# [Given problem]
Pull out every line below that contains the word "http".
※
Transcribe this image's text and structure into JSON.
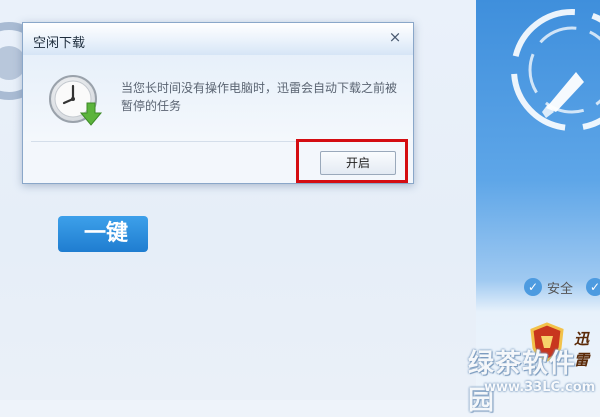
{
  "dialog": {
    "title": "空闲下载",
    "close_glyph": "×",
    "message": "当您长时间没有操作电脑时，迅雷会自动下载之前被暂停的任务",
    "start_button": "开启"
  },
  "background": {
    "one_key_label": "一键",
    "safe_items": [
      "安全",
      ""
    ],
    "check_glyph": "✓",
    "logo_text": "迅雷",
    "watermark": "绿茶软件园",
    "watermark_url": "www.33LC.com"
  },
  "colors": {
    "highlight": "#d40d12",
    "panel_blue": "#3f8fdc",
    "button_blue": "#1f7dd0"
  },
  "icons": {
    "clock": "clock-download-icon",
    "close": "close-icon",
    "check": "check-icon",
    "shield": "shield-logo-icon"
  }
}
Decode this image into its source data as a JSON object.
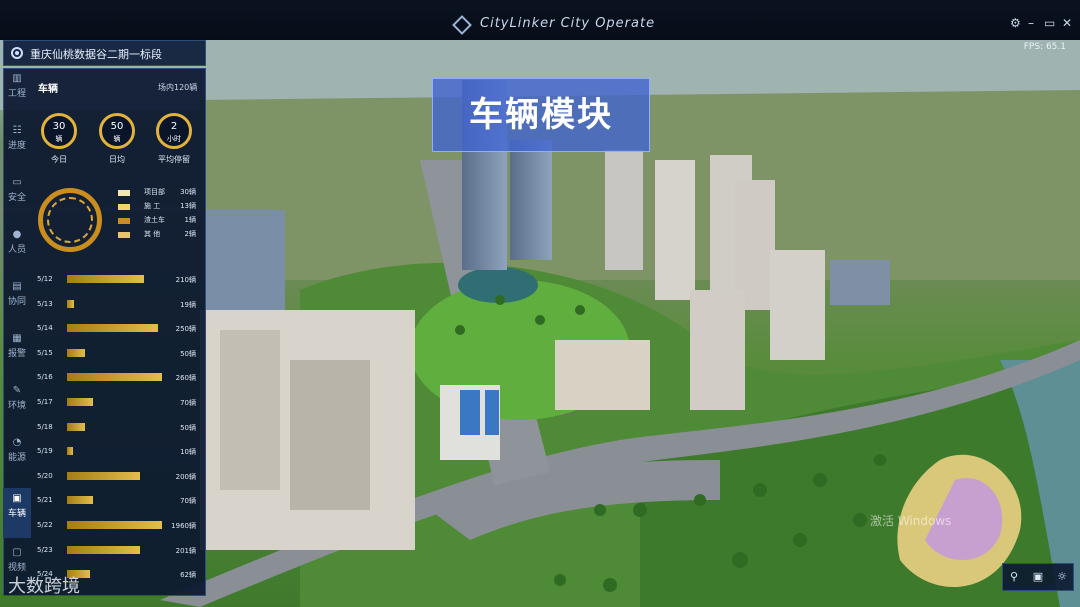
{
  "window": {
    "title": "CityLinker City Operate",
    "controls": [
      "⚙",
      "–",
      "▭",
      "✕"
    ]
  },
  "fps_label": "FPS: 65.1",
  "banner_text": "车辆模块",
  "project_name": "重庆仙桃数据谷二期一标段",
  "nav": [
    {
      "label": "工程",
      "icon": "building-icon"
    },
    {
      "label": "进度",
      "icon": "progress-icon"
    },
    {
      "label": "安全",
      "icon": "shield-icon"
    },
    {
      "label": "人员",
      "icon": "person-icon"
    },
    {
      "label": "协同",
      "icon": "document-icon"
    },
    {
      "label": "报警",
      "icon": "alarm-icon"
    },
    {
      "label": "环境",
      "icon": "leaf-icon"
    },
    {
      "label": "能源",
      "icon": "energy-icon"
    },
    {
      "label": "车辆",
      "icon": "vehicle-icon"
    },
    {
      "label": "视频",
      "icon": "video-icon"
    }
  ],
  "vehicle": {
    "title": "车辆",
    "subtitle": "场内120辆",
    "stats": [
      {
        "value": "30",
        "unit": "辆",
        "label": "今日"
      },
      {
        "value": "50",
        "unit": "辆",
        "label": "日均"
      },
      {
        "value": "2",
        "unit": "小时",
        "label": "平均停留"
      }
    ],
    "legend": [
      {
        "label": "项目部",
        "value": "30辆",
        "color": "#f3e7b0"
      },
      {
        "label": "施  工",
        "value": "13辆",
        "color": "#f1d46a"
      },
      {
        "label": "渣土车",
        "value": "1辆",
        "color": "#c98e1d"
      },
      {
        "label": "其  他",
        "value": "2辆",
        "color": "#e8c470"
      }
    ],
    "daily": [
      {
        "date": "5/12",
        "value_label": "210辆",
        "value": 210
      },
      {
        "date": "5/13",
        "value_label": "19辆",
        "value": 19
      },
      {
        "date": "5/14",
        "value_label": "250辆",
        "value": 250
      },
      {
        "date": "5/15",
        "value_label": "50辆",
        "value": 50
      },
      {
        "date": "5/16",
        "value_label": "260辆",
        "value": 260
      },
      {
        "date": "5/17",
        "value_label": "70辆",
        "value": 70
      },
      {
        "date": "5/18",
        "value_label": "50辆",
        "value": 50
      },
      {
        "date": "5/19",
        "value_label": "10辆",
        "value": 10
      },
      {
        "date": "5/20",
        "value_label": "200辆",
        "value": 200
      },
      {
        "date": "5/21",
        "value_label": "70辆",
        "value": 70
      },
      {
        "date": "5/22",
        "value_label": "1960辆",
        "value": 1960
      },
      {
        "date": "5/23",
        "value_label": "201辆",
        "value": 201
      },
      {
        "date": "5/24",
        "value_label": "62辆",
        "value": 62
      }
    ]
  },
  "toolbar": [
    "location-pin-icon",
    "camera-icon",
    "sun-icon"
  ],
  "watermark_text": "大数跨境",
  "windows_watermark": "激活 Windows"
}
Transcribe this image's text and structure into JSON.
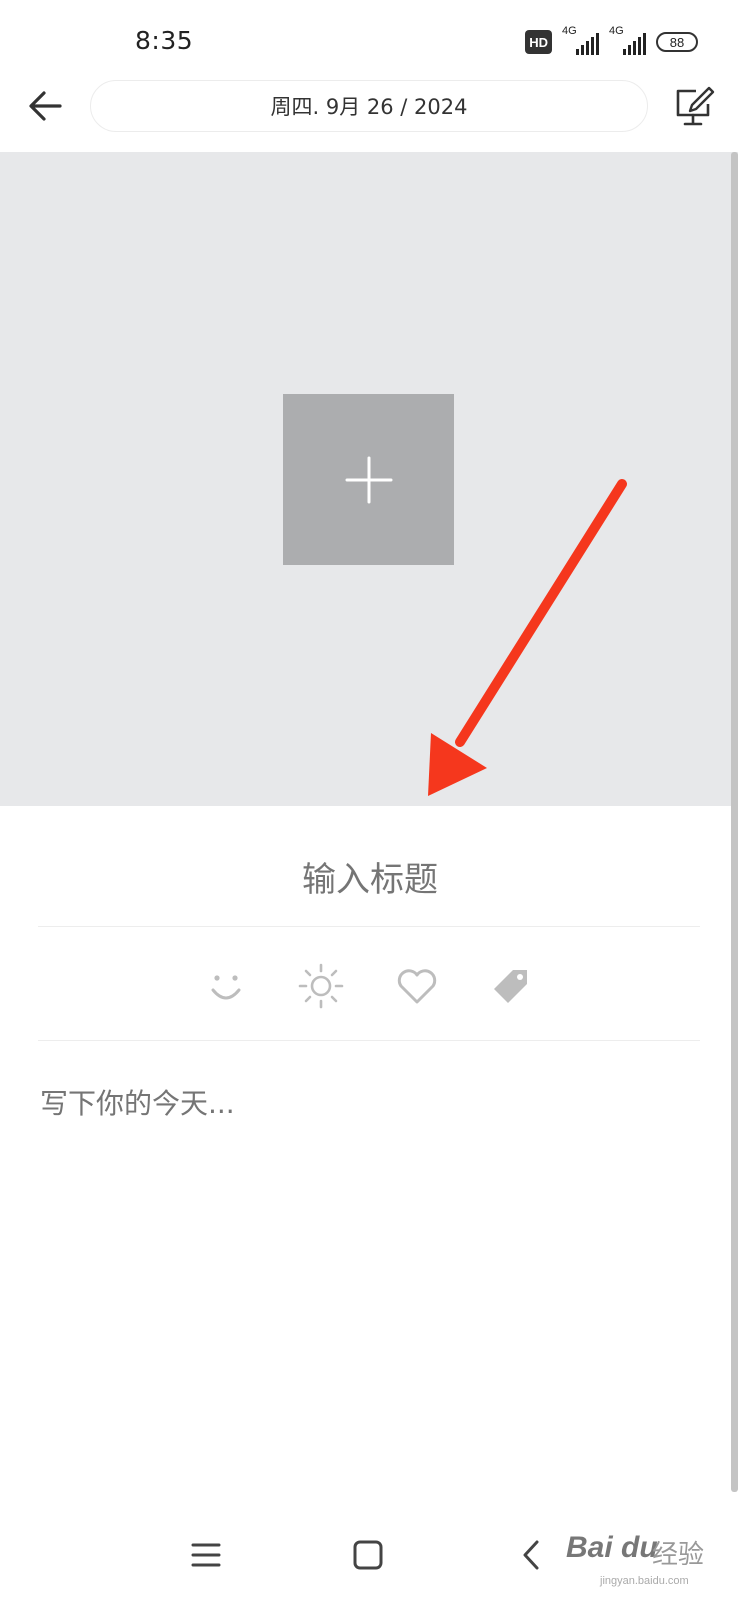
{
  "status_bar": {
    "time": "8:35",
    "hd_badge": "HD",
    "network_1": "4G",
    "network_2": "4G",
    "battery": "88"
  },
  "header": {
    "date": "周四. 9月 26 / 2024",
    "back_icon": "arrow-left-icon",
    "edit_icon": "edit-monitor-icon"
  },
  "cover": {
    "add_icon": "plus-icon"
  },
  "editor": {
    "title_placeholder": "输入标题",
    "body_placeholder": "写下你的今天...",
    "attribute_icons": [
      "smile-icon",
      "sun-icon",
      "heart-icon",
      "tag-icon"
    ]
  },
  "nav": {
    "menu_icon": "menu-icon",
    "home_icon": "square-home-icon",
    "back_icon": "chevron-left-icon"
  },
  "watermark": {
    "brand": "Bai du",
    "cn": "经验",
    "sub": "jingyan.baidu.com"
  },
  "colors": {
    "cover_bg": "#e7e8ea",
    "add_button_bg": "#acadaf",
    "arrow": "#f5371d",
    "placeholder": "#b8b8b8"
  }
}
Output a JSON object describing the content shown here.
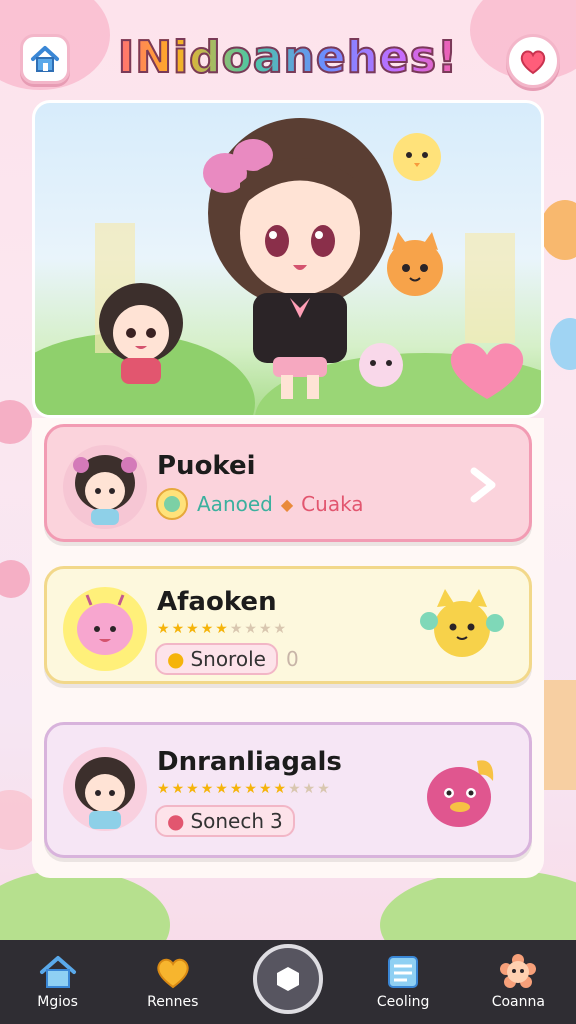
{
  "app": {
    "title": "INidoanehes!"
  },
  "header": {
    "home_icon": "home-icon",
    "heart_icon": "heart-icon"
  },
  "characters": [
    {
      "name": "Puokei",
      "detail": "Aanoed",
      "detail2": "Cuaka",
      "stars_filled": 0,
      "card_color": "#fbd3dc",
      "border_color": "#f29bb3"
    },
    {
      "name": "Afaoken",
      "stars_filled": 5,
      "stars_total": 9,
      "pill_text": "Snorole",
      "count": "0",
      "card_color": "#fdf8dd",
      "border_color": "#f2d88a"
    },
    {
      "name": "Dnranliagals",
      "stars_filled": 9,
      "stars_total": 12,
      "pill_text": "Sonech",
      "count": "3",
      "card_color": "#f6e6f5",
      "border_color": "#d8b3dc"
    }
  ],
  "nav": {
    "items": [
      {
        "label": "Mgios",
        "icon": "home-icon"
      },
      {
        "label": "Rennes",
        "icon": "heart-icon"
      },
      {
        "label": "",
        "icon": "center-hexagon-icon"
      },
      {
        "label": "Ceoling",
        "icon": "notebook-icon"
      },
      {
        "label": "Coanna",
        "icon": "flower-face-icon"
      }
    ]
  },
  "colors": {
    "accent_pink": "#f29bb3",
    "nav_bg": "#2f2d33"
  }
}
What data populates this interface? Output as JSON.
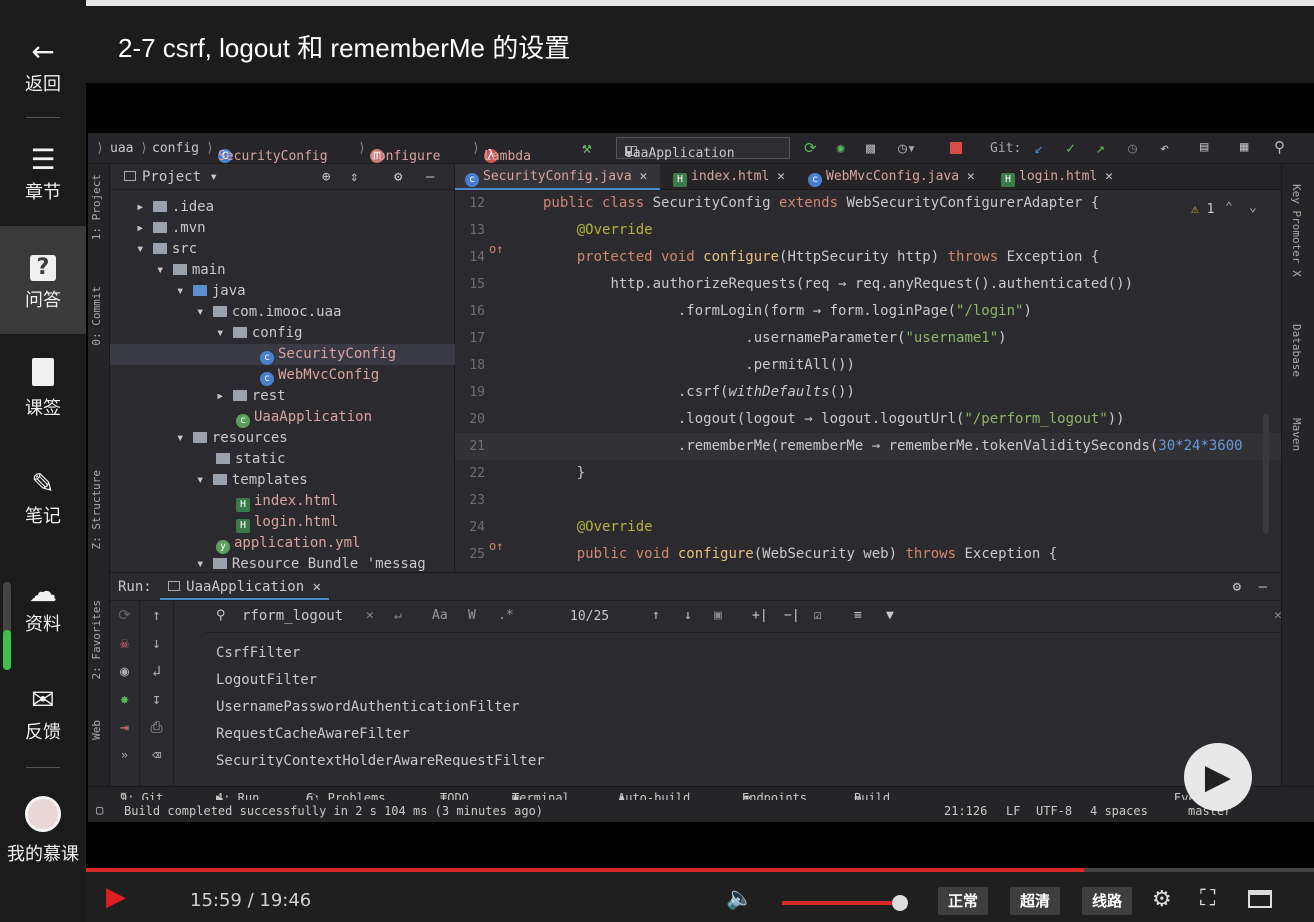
{
  "title": "2-7 csrf, logout 和 rememberMe 的设置",
  "sidebar": {
    "items": [
      {
        "label": "返回",
        "icon": "back-arrow-icon"
      },
      {
        "label": "章节",
        "icon": "menu-icon"
      },
      {
        "label": "问答",
        "icon": "question-icon"
      },
      {
        "label": "课签",
        "icon": "bookmark-icon"
      },
      {
        "label": "笔记",
        "icon": "pencil-icon"
      },
      {
        "label": "资料",
        "icon": "cloud-download-icon"
      },
      {
        "label": "反馈",
        "icon": "mail-icon"
      },
      {
        "label": "我的慕课",
        "icon": "avatar"
      }
    ]
  },
  "ide": {
    "nav": {
      "crumbs": [
        "uaa",
        "config",
        "SecurityConfig",
        "configure",
        "Lambda"
      ],
      "run_config": "UaaApplication",
      "git_label": "Git:"
    },
    "project_header": "Project",
    "tree": [
      ".idea",
      ".mvn",
      "src",
      "main",
      "java",
      "com.imooc.uaa",
      "config",
      "SecurityConfig",
      "WebMvcConfig",
      "rest",
      "UaaApplication",
      "resources",
      "static",
      "templates",
      "index.html",
      "login.html",
      "application.yml",
      "Resource Bundle 'messag"
    ],
    "tabs": [
      "SecurityConfig.java",
      "index.html",
      "WebMvcConfig.java",
      "login.html"
    ],
    "warn_count": "1",
    "left_tools": [
      "1: Project",
      "0: Commit",
      "Z: Structure",
      "2: Favorites",
      "Web"
    ],
    "right_tools": [
      "Key Promoter X",
      "Database",
      "Maven"
    ],
    "code": {
      "line_numbers": [
        "12",
        "13",
        "14",
        "15",
        "16",
        "17",
        "18",
        "19",
        "20",
        "21",
        "22",
        "23",
        "24",
        "25"
      ],
      "l12": [
        "public class ",
        "SecurityConfig ",
        "extends ",
        "WebSecurityConfigurerAdapter {"
      ],
      "l13": "@Override",
      "l14": [
        "protected void ",
        "configure",
        "(HttpSecurity http) ",
        "throws ",
        "Exception {"
      ],
      "l15": "http.authorizeRequests(req → req.anyRequest().authenticated())",
      "l16": [
        ".formLogin(form → form.loginPage(",
        "\"/login\"",
        ")"
      ],
      "l17": [
        ".usernameParameter(",
        "\"username1\"",
        ")"
      ],
      "l18": ".permitAll())",
      "l19": [
        ".csrf(",
        "withDefaults",
        "())"
      ],
      "l20": [
        ".logout(logout → logout.logoutUrl(",
        "\"/perform_logout\"",
        "))"
      ],
      "l21": [
        ".rememberMe(rememberMe → rememberMe.tokenValiditySeconds(",
        "30*24*3600"
      ],
      "l22": "}",
      "l24": "@Override",
      "l25": [
        "public void ",
        "configure",
        "(WebSecurity web) ",
        "throws ",
        "Exception {"
      ]
    },
    "run": {
      "label": "Run:",
      "tab": "UaaApplication",
      "search_value": "rform_logout",
      "match_case": "Aa",
      "words": "W",
      "regex": ".*",
      "match_count": "10/25",
      "output": [
        "CsrfFilter",
        "LogoutFilter",
        "UsernamePasswordAuthenticationFilter",
        "RequestCacheAwareFilter",
        "SecurityContextHolderAwareRequestFilter"
      ]
    },
    "bottom_tabs": [
      "9: Git",
      "4: Run",
      "6: Problems",
      "TODO",
      "Terminal",
      "Auto-build",
      "Endpoints",
      "Build",
      "Event Log"
    ],
    "status": {
      "message": "Build completed successfully in 2 s 104 ms (3 minutes ago)",
      "position": "21:126",
      "line_sep": "LF",
      "encoding": "UTF-8",
      "indent": "4 spaces",
      "branch": "master"
    }
  },
  "player": {
    "time": "15:59 / 19:46",
    "progress": 0.813,
    "volume": 1.0,
    "buttons": [
      "正常",
      "超清",
      "线路"
    ],
    "accent": "#d92828"
  }
}
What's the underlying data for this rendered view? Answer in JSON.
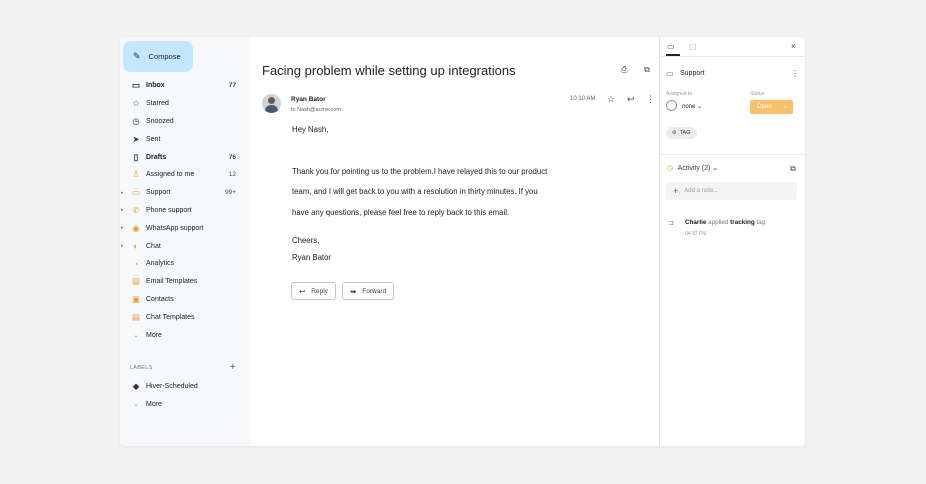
{
  "compose": {
    "label": "Compose"
  },
  "sidebar": {
    "items": [
      {
        "label": "Inbox",
        "count": "77"
      },
      {
        "label": "Starred",
        "count": ""
      },
      {
        "label": "Snoozed",
        "count": ""
      },
      {
        "label": "Sent",
        "count": ""
      },
      {
        "label": "Drafts",
        "count": "76"
      },
      {
        "label": "Assigned to me",
        "count": "12"
      },
      {
        "label": "Support",
        "count": "99+"
      },
      {
        "label": "Phone support",
        "count": ""
      },
      {
        "label": "WhatsApp support",
        "count": ""
      },
      {
        "label": "Chat",
        "count": ""
      },
      {
        "label": "Analytics",
        "count": ""
      },
      {
        "label": "Email Templates",
        "count": ""
      },
      {
        "label": "Contacts",
        "count": ""
      },
      {
        "label": "Chat Templates",
        "count": ""
      },
      {
        "label": "More",
        "count": ""
      }
    ],
    "labels_header": "LABELS",
    "labels": [
      {
        "label": "Hiver-Scheduled"
      },
      {
        "label": "More"
      }
    ]
  },
  "email": {
    "subject": "Facing problem while setting up integrations",
    "sender": "Ryan Bator",
    "to": "to Nash@acme.com",
    "time": "10:10 AM",
    "body": [
      "Hey Nash,",
      "Thank you for pointing us to the problem.I have relayed this to our product",
      "team, and I will get back to you with a resolution in thirty minutes. If you",
      "have any questions, please feel free to reply back to this email.",
      "Cheers,",
      "Ryan Bator"
    ],
    "reply_label": "Reply",
    "forward_label": "Forward"
  },
  "panel": {
    "inbox": "Support",
    "assigned_label": "Assigned to",
    "assignee": "none",
    "status_label": "Status",
    "status_value": "Open",
    "status_color": "#f7c26b",
    "tag_label": "TAG",
    "activity_label": "Activity (2)",
    "note_placeholder": "Add a note...",
    "activity_user": "Charlie",
    "activity_action": "applied",
    "activity_tag": "tracking",
    "activity_suffix": "tag",
    "activity_time": "04:37 PM"
  }
}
※
# [Task response]
        "(HttpSecurity http) ",
      "l15": "http.authorizeRequests(req → req.anyRequest().authenticated())",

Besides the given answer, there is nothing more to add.